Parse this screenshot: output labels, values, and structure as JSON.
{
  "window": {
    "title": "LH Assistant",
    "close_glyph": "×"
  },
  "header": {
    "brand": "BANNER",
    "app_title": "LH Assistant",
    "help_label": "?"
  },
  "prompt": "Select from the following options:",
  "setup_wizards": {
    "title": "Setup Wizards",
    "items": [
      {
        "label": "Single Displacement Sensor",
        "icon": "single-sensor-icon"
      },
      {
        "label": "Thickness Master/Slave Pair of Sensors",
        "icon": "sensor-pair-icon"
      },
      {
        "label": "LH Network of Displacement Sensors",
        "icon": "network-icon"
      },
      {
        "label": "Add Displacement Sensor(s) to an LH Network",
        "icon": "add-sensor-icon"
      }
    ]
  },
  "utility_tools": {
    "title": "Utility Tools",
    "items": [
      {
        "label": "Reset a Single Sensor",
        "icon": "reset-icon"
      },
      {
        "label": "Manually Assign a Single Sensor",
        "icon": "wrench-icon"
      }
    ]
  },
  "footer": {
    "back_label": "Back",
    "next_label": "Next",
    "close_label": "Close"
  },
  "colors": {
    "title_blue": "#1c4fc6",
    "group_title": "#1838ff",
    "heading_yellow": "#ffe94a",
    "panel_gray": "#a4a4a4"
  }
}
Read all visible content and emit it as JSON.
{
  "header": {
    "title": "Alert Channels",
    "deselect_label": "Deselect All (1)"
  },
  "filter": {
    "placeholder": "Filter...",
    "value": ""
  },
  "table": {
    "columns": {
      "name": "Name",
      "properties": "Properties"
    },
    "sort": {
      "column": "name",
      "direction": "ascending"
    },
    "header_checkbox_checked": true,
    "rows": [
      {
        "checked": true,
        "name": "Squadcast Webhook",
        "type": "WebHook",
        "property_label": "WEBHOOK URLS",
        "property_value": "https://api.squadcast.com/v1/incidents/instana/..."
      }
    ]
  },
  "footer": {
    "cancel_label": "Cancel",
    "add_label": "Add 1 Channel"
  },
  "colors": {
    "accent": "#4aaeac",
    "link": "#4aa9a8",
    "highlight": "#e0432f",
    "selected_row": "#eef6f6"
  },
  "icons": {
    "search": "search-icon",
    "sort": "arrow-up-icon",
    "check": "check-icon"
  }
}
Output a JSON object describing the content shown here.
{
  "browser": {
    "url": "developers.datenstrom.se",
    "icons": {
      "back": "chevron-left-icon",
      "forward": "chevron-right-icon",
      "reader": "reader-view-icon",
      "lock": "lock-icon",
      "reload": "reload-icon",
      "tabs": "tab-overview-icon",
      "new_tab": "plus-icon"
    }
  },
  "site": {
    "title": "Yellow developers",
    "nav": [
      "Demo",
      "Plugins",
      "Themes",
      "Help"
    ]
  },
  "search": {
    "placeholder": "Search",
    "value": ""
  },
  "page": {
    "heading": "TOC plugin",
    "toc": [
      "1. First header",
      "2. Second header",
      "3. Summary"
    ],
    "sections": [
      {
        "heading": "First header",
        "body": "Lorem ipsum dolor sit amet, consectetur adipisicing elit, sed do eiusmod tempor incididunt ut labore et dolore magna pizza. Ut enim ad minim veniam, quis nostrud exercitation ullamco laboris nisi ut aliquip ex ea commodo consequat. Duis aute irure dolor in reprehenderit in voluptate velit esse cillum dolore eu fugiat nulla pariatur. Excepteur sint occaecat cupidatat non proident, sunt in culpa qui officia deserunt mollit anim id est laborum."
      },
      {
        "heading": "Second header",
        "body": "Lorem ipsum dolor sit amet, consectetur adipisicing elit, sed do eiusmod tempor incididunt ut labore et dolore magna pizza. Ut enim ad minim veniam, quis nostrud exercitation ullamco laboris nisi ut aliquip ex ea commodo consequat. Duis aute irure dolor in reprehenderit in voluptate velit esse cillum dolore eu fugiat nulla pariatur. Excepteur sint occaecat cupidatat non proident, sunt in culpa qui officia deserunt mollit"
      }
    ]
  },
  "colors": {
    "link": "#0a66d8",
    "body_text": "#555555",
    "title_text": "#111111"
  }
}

* * *

**THE REQUEST**
Exactly as shown, repeat every record.

**WRITTEN RESPONSE**
Parse this screenshot: output labels, values, and structure as JSON.
{
  "window": {
    "title": "LH Assistant",
    "close_glyph": "×"
  },
  "header": {
    "brand": "BANNER",
    "app_title": "LH Assistant",
    "help_label": "?"
  },
  "prompt": "Select from the following options:",
  "setup_wizards": {
    "title": "Setup Wizards",
    "items": [
      {
        "label": "Single Displacement Sensor",
        "icon": "single-sensor-icon"
      },
      {
        "label": "Thickness Master/Slave Pair of Sensors",
        "icon": "sensor-pair-icon"
      },
      {
        "label": "LH Network of Displacement Sensors",
        "icon": "network-icon"
      },
      {
        "label": "Add Displacement Sensor(s) to an LH Network",
        "icon": "add-sensor-icon"
      }
    ]
  },
  "utility_tools": {
    "title": "Utility Tools",
    "items": [
      {
        "label": "Reset a Single Sensor",
        "icon": "reset-icon"
      },
      {
        "label": "Manually Assign a Single Sensor",
        "icon": "wrench-icon"
      }
    ]
  },
  "footer": {
    "back_label": "Back",
    "next_label": "Next",
    "close_label": "Close"
  },
  "colors": {
    "title_blue": "#1c4fc6",
    "group_title": "#1838ff",
    "heading_yellow": "#ffe94a",
    "panel_gray": "#a4a4a4"
  }
}
Read all visible content and emit it as JSON.
{
  "header": {
    "title": "Alert Channels",
    "deselect_label": "Deselect All (1)"
  },
  "filter": {
    "placeholder": "Filter...",
    "value": ""
  },
  "table": {
    "columns": {
      "name": "Name",
      "properties": "Properties"
    },
    "sort": {
      "column": "name",
      "direction": "ascending"
    },
    "header_checkbox_checked": true,
    "rows": [
      {
        "checked": true,
        "name": "Squadcast Webhook",
        "type": "WebHook",
        "property_label": "WEBHOOK URLS",
        "property_value": "https://api.squadcast.com/v1/incidents/instana/..."
      }
    ]
  },
  "footer": {
    "cancel_label": "Cancel",
    "add_label": "Add 1 Channel"
  },
  "colors": {
    "accent": "#4aaeac",
    "link": "#4aa9a8",
    "highlight": "#e0432f",
    "selected_row": "#eef6f6"
  },
  "icons": {
    "search": "search-icon",
    "sort": "arrow-up-icon",
    "check": "check-icon"
  }
}
Output a JSON object describing the content shown here.
{
  "browser": {
    "url": "developers.datenstrom.se",
    "icons": {
      "back": "chevron-left-icon",
      "forward": "chevron-right-icon",
      "reader": "reader-view-icon",
      "lock": "lock-icon",
      "reload": "reload-icon",
      "tabs": "tab-overview-icon",
      "new_tab": "plus-icon"
    }
  },
  "site": {
    "title": "Yellow developers",
    "nav": [
      "Demo",
      "Plugins",
      "Themes",
      "Help"
    ]
  },
  "search": {
    "placeholder": "Search",
    "value": ""
  },
  "page": {
    "heading": "TOC plugin",
    "toc": [
      "1. First header",
      "2. Second header",
      "3. Summary"
    ],
    "sections": [
      {
        "heading": "First header",
        "body": "Lorem ipsum dolor sit amet, consectetur adipisicing elit, sed do eiusmod tempor incididunt ut labore et dolore magna pizza. Ut enim ad minim veniam, quis nostrud exercitation ullamco laboris nisi ut aliquip ex ea commodo consequat. Duis aute irure dolor in reprehenderit in voluptate velit esse cillum dolore eu fugiat nulla pariatur. Excepteur sint occaecat cupidatat non proident, sunt in culpa qui officia deserunt mollit anim id est laborum."
      },
      {
        "heading": "Second header",
        "body": "Lorem ipsum dolor sit amet, consectetur adipisicing elit, sed do eiusmod tempor incididunt ut labore et dolore magna pizza. Ut enim ad minim veniam, quis nostrud exercitation ullamco laboris nisi ut aliquip ex ea commodo consequat. Duis aute irure dolor in reprehenderit in voluptate velit esse cillum dolore eu fugiat nulla pariatur. Excepteur sint occaecat cupidatat non proident, sunt in culpa qui officia deserunt mollit"
      }
    ]
  },
  "colors": {
    "link": "#0a66d8",
    "body_text": "#555555",
    "title_text": "#111111"
  }
}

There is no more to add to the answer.